_Provided entries:_
|---|

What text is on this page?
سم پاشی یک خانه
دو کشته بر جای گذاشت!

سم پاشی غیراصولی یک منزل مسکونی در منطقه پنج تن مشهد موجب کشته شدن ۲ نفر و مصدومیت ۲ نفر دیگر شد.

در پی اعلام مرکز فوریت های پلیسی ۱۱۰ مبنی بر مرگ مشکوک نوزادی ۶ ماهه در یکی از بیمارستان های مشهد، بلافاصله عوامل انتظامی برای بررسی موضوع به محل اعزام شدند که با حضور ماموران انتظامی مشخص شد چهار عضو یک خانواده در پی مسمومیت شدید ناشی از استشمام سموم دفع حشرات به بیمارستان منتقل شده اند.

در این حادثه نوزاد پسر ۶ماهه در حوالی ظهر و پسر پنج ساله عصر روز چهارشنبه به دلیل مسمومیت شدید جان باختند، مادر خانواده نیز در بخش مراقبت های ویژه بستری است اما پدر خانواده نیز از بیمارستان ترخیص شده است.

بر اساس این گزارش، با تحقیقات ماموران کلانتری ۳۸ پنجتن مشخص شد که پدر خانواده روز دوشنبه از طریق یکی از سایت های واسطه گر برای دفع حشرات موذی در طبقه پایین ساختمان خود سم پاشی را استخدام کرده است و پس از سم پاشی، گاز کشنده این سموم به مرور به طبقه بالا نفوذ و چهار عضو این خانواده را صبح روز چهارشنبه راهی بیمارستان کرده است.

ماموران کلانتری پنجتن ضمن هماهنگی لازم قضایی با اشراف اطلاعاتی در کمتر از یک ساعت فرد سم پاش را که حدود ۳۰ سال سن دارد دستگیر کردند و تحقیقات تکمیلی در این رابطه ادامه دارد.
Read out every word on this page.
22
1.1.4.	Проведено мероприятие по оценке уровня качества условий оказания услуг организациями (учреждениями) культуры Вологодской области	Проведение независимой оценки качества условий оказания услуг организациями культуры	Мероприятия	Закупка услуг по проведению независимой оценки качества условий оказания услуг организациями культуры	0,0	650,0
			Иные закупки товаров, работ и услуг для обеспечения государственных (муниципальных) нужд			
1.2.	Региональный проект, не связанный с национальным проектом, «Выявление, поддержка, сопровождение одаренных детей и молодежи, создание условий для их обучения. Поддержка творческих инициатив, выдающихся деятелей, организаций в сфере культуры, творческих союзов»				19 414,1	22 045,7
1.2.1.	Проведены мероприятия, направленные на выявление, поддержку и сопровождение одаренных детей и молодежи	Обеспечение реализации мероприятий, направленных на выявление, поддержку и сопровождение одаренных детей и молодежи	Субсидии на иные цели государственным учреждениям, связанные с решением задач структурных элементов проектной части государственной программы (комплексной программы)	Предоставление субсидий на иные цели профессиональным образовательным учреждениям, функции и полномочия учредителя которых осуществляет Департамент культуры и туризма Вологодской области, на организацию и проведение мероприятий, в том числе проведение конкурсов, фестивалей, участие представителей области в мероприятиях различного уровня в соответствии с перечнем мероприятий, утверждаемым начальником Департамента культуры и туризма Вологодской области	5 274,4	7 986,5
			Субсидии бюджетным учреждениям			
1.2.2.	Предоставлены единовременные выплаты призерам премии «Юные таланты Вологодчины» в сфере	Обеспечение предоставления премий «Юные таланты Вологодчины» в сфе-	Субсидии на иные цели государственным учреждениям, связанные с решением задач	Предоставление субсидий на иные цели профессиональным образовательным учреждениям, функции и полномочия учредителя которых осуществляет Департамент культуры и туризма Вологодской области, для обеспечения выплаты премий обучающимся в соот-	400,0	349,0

|---|

_Exercise aim:_ Pull every line containing the word "туризма" out of the material and copy it.

_Correct output:_
1.2.1.	Проведены мероприятия, направленные на выявление, поддержку и сопровождение одаренных детей и молодежи	Обеспечение реализации мероприятий, направленных на выявление, поддержку и сопровождение одаренных детей и молодежи	Субсидии на иные цели государственным учреждениям, связанные с решением задач структурных элементов проектной части государственной программы (комплексной программы)	Предоставление субсидий на иные цели профессиональным образовательным учреждениям, функции и полномочия учредителя которых осуществляет Департамент культуры и туризма Вологодской области, на организацию и проведение мероприятий, в том числе проведение конкурсов, фестивалей, участие представителей области в мероприятиях различного уровня в соответствии с перечнем мероприятий, утверждаемым начальником Департамента культуры и туризма Вологодской области	5 274,4	7 986,5
1.2.2.	Предоставлены единовременные выплаты призерам премии «Юные таланты Вологодчины» в сфере	Обеспечение предоставления премий «Юные таланты Вологодчины» в сфе-	Субсидии на иные цели государственным учреждениям, связанные с решением задач	Предоставление субсидий на иные цели профессиональным образовательным учреждениям, функции и полномочия учредителя которых осуществляет Департамент культуры и туризма Вологодской области, для обеспечения выплаты премий обучающимся в соот-	400,0	349,0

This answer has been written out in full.